SUPPLIED ENTRIES:
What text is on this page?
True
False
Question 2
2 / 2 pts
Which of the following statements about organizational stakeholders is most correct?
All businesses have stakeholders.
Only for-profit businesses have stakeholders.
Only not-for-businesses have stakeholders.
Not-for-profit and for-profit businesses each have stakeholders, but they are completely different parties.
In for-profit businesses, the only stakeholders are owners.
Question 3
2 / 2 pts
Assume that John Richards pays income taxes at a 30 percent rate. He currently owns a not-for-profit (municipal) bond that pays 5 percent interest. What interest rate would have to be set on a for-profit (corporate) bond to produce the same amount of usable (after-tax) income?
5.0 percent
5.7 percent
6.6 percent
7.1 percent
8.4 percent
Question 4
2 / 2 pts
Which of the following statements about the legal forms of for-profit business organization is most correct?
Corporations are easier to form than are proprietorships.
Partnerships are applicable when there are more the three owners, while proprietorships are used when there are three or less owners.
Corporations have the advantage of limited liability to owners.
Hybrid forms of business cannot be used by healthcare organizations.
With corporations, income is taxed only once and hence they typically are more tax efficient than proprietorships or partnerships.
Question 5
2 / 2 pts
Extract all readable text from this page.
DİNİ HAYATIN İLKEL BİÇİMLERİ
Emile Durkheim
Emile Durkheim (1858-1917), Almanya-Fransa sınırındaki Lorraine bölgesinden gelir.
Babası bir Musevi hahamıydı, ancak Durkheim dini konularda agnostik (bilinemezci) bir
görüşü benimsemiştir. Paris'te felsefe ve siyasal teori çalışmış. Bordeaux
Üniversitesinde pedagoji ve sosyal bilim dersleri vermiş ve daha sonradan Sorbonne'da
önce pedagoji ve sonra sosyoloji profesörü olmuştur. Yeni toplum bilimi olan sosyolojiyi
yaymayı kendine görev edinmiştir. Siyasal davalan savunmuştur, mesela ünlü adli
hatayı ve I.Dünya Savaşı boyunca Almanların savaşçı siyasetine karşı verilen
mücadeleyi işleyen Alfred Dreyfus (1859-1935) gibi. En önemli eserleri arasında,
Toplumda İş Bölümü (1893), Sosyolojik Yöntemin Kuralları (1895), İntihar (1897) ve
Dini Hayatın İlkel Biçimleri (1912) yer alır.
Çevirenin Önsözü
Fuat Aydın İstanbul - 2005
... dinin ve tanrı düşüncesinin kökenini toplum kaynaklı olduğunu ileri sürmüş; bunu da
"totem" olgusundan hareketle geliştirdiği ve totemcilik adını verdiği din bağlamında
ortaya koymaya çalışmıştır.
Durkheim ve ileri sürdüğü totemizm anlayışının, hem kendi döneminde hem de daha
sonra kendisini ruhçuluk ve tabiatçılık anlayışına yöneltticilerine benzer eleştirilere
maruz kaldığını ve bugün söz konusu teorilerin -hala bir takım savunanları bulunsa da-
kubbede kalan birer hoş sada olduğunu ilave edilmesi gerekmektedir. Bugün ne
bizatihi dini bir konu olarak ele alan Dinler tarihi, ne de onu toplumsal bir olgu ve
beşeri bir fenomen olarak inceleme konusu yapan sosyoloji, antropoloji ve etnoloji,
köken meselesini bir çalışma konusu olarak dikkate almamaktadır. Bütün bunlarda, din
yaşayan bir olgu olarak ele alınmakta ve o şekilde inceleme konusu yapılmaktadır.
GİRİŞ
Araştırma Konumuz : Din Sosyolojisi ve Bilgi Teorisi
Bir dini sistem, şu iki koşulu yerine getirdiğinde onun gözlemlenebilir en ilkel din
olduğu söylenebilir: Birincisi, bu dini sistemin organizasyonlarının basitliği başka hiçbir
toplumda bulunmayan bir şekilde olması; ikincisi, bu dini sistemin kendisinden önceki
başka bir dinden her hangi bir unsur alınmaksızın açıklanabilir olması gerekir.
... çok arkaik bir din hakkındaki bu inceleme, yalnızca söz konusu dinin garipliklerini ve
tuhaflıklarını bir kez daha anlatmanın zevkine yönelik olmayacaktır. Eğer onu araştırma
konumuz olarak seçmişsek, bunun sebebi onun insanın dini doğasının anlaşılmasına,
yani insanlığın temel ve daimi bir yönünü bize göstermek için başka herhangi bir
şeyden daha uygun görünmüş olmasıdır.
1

THE REQUEST: Read through the entries and copy every line that includes "this".

ANSWER TO THE PROBLEM:
What text is on this page?
Extract all readable text from this page.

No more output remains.